[Exercise task]:
List every line in this data where the string "reed" occurs.

* * *

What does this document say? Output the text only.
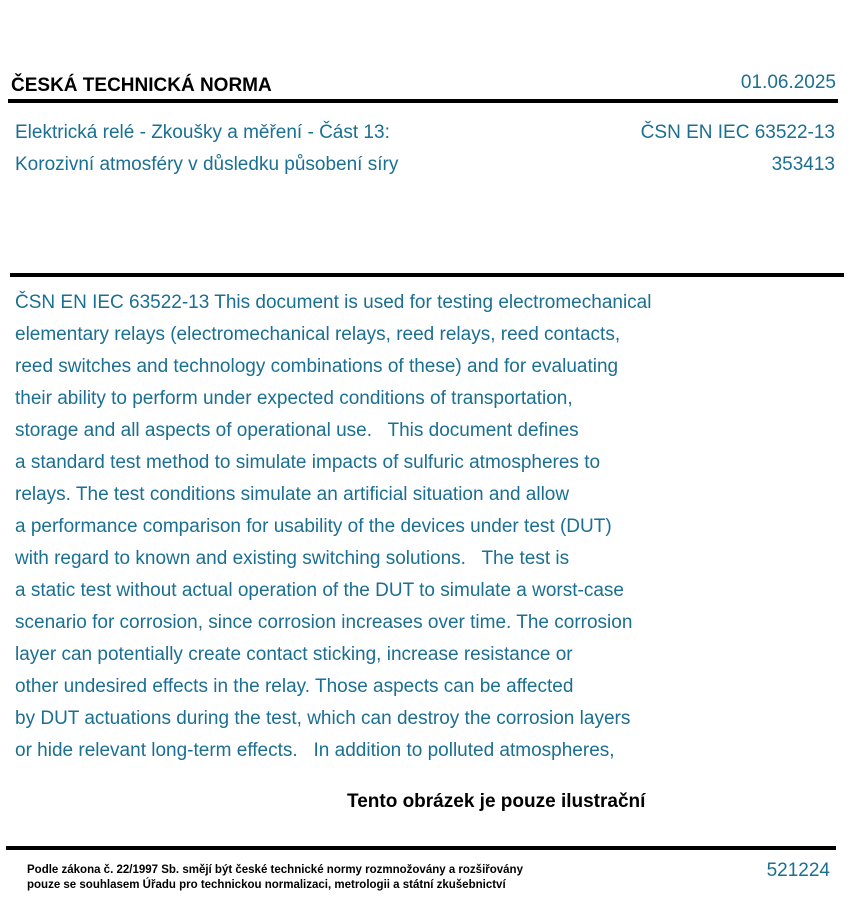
ČESKÁ TECHNICKÁ NORMA	01.06.2025
Elektrická relé - Zkoušky a měření - Část 13:
Korozivní atmosféry v důsledku působení síry
ČSN EN IEC 63522-13
353413
ČSN EN IEC 63522-13 This document is used for testing electromechanical
elementary relays (electromechanical relays, reed relays, reed contacts,
reed switches and technology combinations of these) and for evaluating
their ability to perform under expected conditions of transportation,
storage and all aspects of operational use.   This document defines
a standard test method to simulate impacts of sulfuric atmospheres to
relays. The test conditions simulate an artificial situation and allow
a performance comparison for usability of the devices under test (DUT)
with regard to known and existing switching solutions.   The test is
a static test without actual operation of the DUT to simulate a worst-case
scenario for corrosion, since corrosion increases over time. The corrosion
layer can potentially create contact sticking, increase resistance or
other undesired effects in the relay. Those aspects can be affected
by DUT actuations during the test, which can destroy the corrosion layers
or hide relevant long-term effects.   In addition to polluted atmospheres,
Tento obrázek je pouze ilustrační
Podle zákona č. 22/1997 Sb. smějí být české technické normy rozmnožovány a rozšiřovány
pouze se souhlasem Úřadu pro technickou normalizaci, metrologii a státní zkušebnictví
521224
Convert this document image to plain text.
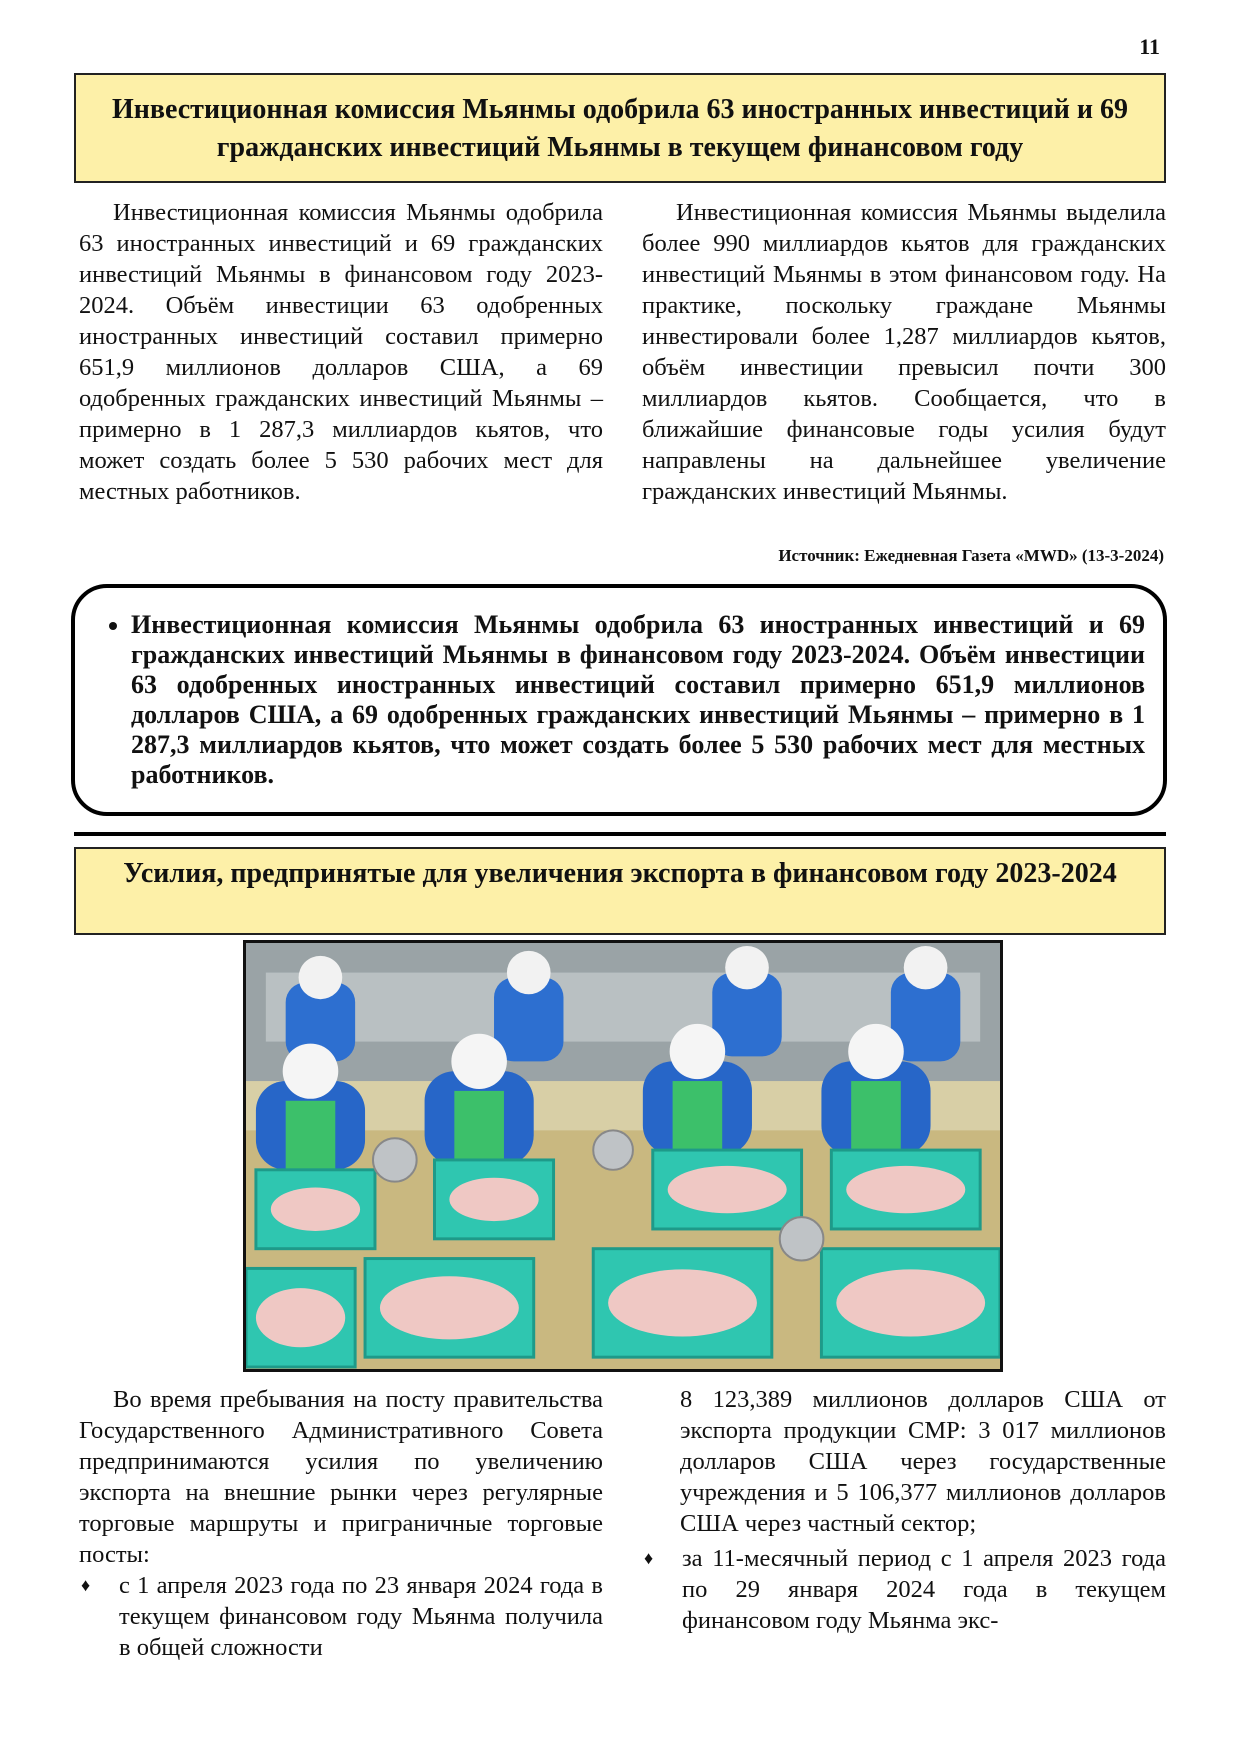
11
Инвестиционная комиссия Мьянмы одобрила 63 иностранных инвестиций и 69 гражданских инвестиций Мьянмы в текущем финансовом году

Инвестиционная комиссия Мьянмы одобрила 63 иностранных инвестиций и 69 гражданских инвестиций Мьянмы в финансовом году 2023-2024. Объём инвестиции 63 одобренных иностранных инвестиций составил примерно 651,9 миллионов долларов США, а 69 одобренных гражданских инвестиций Мьянмы – примерно в 1 287,3 миллиардов кьятов, что может создать более 5 530 рабочих мест для местных работников.

Инвестиционная комиссия Мьянмы выделила более 990 миллиардов кьятов для гражданских инвестиций Мьянмы в этом финансовом году. На практике, поскольку граждане Мьянмы инвестировали более 1,287 миллиардов кьятов, объём инвестиции превысил почти 300 миллиардов кьятов. Сообщается, что в ближайшие финансовые годы усилия будут направлены на дальнейшее увеличение гражданских инвестиций Мьянмы.

Источник: Ежедневная Газета «MWD» (13-3-2024)
• Инвестиционная комиссия Мьянмы одобрила 63 иностранных инвестиций и 69 гражданских инвестиций Мьянмы в финансовом году 2023-2024. Объём инвестиции 63 одобренных иностранных инвестиций составил примерно 651,9 миллионов долларов США, а 69 одобренных гражданских инвестиций Мьянмы – примерно в 1 287,3 миллиардов кьятов, что может создать более 5 530 рабочих мест для местных работников.
Усилия, предпринятые для увеличения экспорта в финансовом году 2023-2024

Во время пребывания на посту правительства Государственного Административного Совета предпринимаются усилия по увеличению экспорта на внешние рынки через регулярные торговые маршруты и приграничные торговые посты:

♦ с 1 апреля 2023 года по 23 января 2024 года в текущем финансовом году Мьянма получила в общей сложности

8 123,389 миллионов долларов США от экспорта продукции CMP: 3 017 миллионов долларов США через государственные учреждения и 5 106,377 миллионов долларов США через частный сектор;

♦ за 11-месячный период с 1 апреля 2023 года по 29 января 2024 года в текущем финансовом году Мьянма экс-
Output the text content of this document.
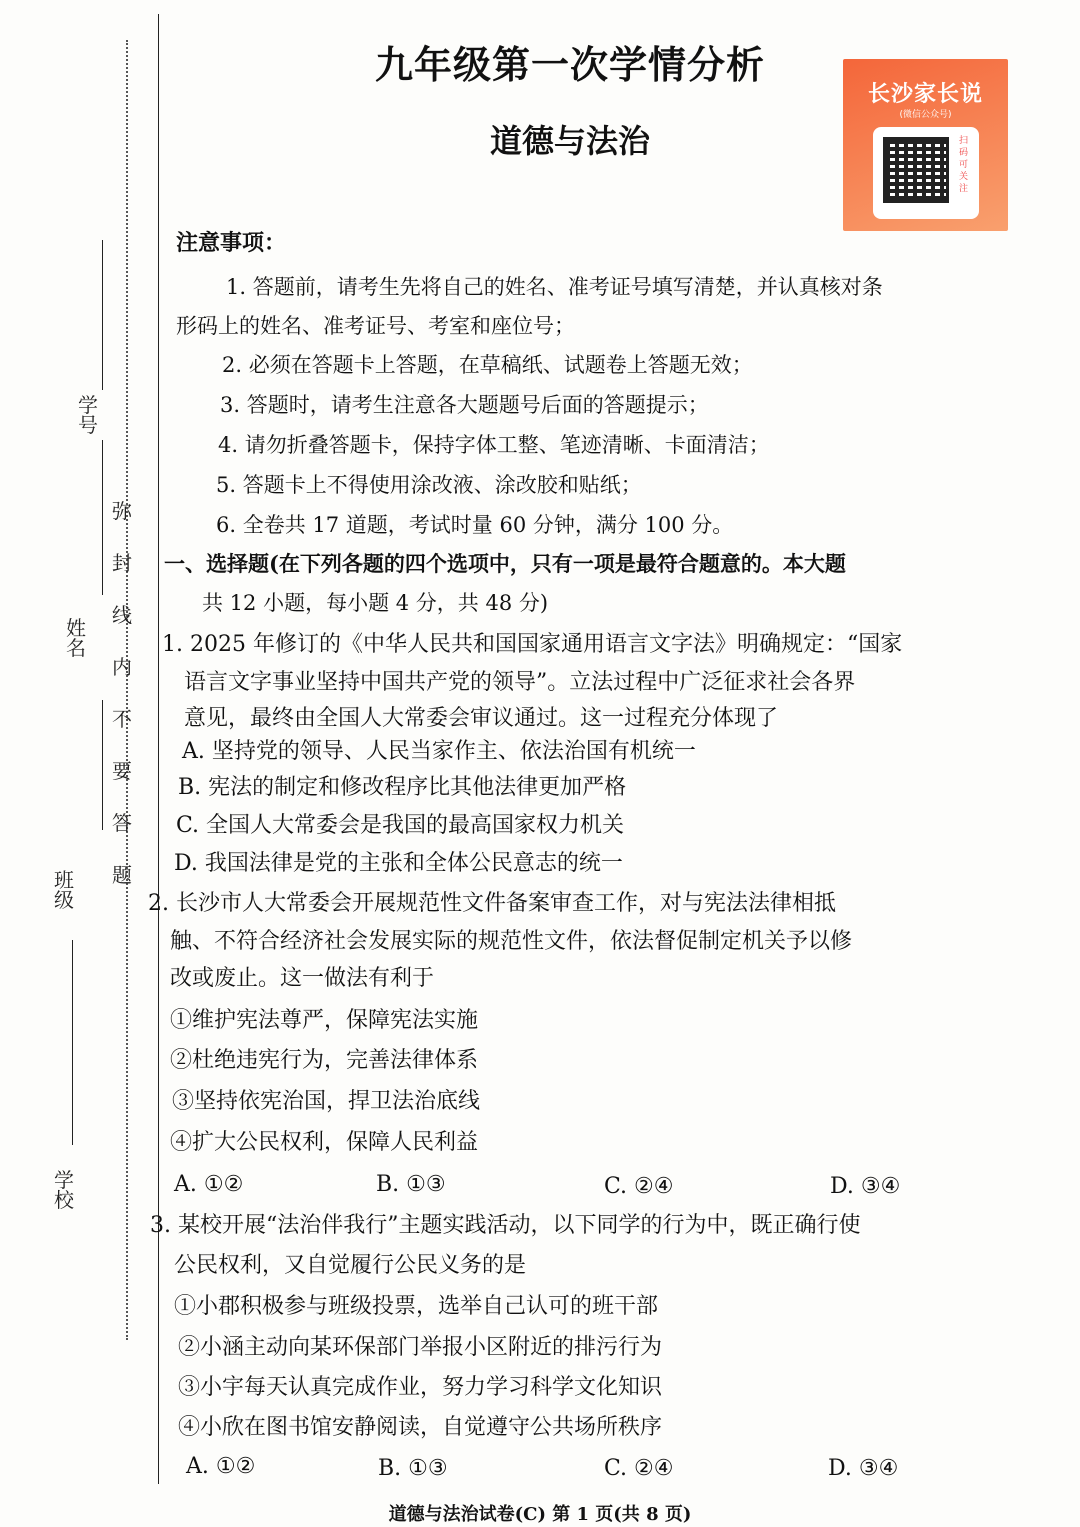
学号
姓名
班级
学校
弥封线内不要答题
九年级第一次学情分析
道德与法治
长沙家长说
(微信公众号)
扫码可关注
注意事项：
1. 答题前，请考生先将自己的姓名、准考证号填写清楚，并认真核对条
形码上的姓名、准考证号、考室和座位号；
2. 必须在答题卡上答题，在草稿纸、试题卷上答题无效；
3. 答题时，请考生注意各大题题号后面的答题提示；
4. 请勿折叠答题卡，保持字体工整、笔迹清晰、卡面清洁；
5. 答题卡上不得使用涂改液、涂改胶和贴纸；
6. 全卷共 17 道题，考试时量 60 分钟，满分 100 分。
一、选择题(在下列各题的四个选项中，只有一项是最符合题意的。本大题
共 12 小题，每小题 4 分，共 48 分)
1. 2025 年修订的《中华人民共和国国家通用语言文字法》明确规定：“国家
语言文字事业坚持中国共产党的领导”。立法过程中广泛征求社会各界
意见，最终由全国人大常委会审议通过。这一过程充分体现了
A. 坚持党的领导、人民当家作主、依法治国有机统一
B. 宪法的制定和修改程序比其他法律更加严格
C. 全国人大常委会是我国的最高国家权力机关
D. 我国法律是党的主张和全体公民意志的统一
2. 长沙市人大常委会开展规范性文件备案审查工作，对与宪法法律相抵
触、不符合经济社会发展实际的规范性文件，依法督促制定机关予以修
改或废止。这一做法有利于
①维护宪法尊严，保障宪法实施
②杜绝违宪行为，完善法律体系
③坚持依宪治国，捍卫法治底线
④扩大公民权利，保障人民利益
A. ①②	B. ①③	C. ②④	D. ③④
3. 某校开展“法治伴我行”主题实践活动，以下同学的行为中，既正确行使
公民权利，又自觉履行公民义务的是
①小郡积极参与班级投票，选举自己认可的班干部
②小涵主动向某环保部门举报小区附近的排污行为
③小宇每天认真完成作业，努力学习科学文化知识
④小欣在图书馆安静阅读，自觉遵守公共场所秩序
A. ①②	B. ①③	C. ②④	D. ③④
道德与法治试卷(C) 第 1 页(共 8 页)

* * *

[Completed exercise]:
elementary relays (electromechanical relays, reed relays, reed contacts,
reed switches and technology combinations of these) and for evaluating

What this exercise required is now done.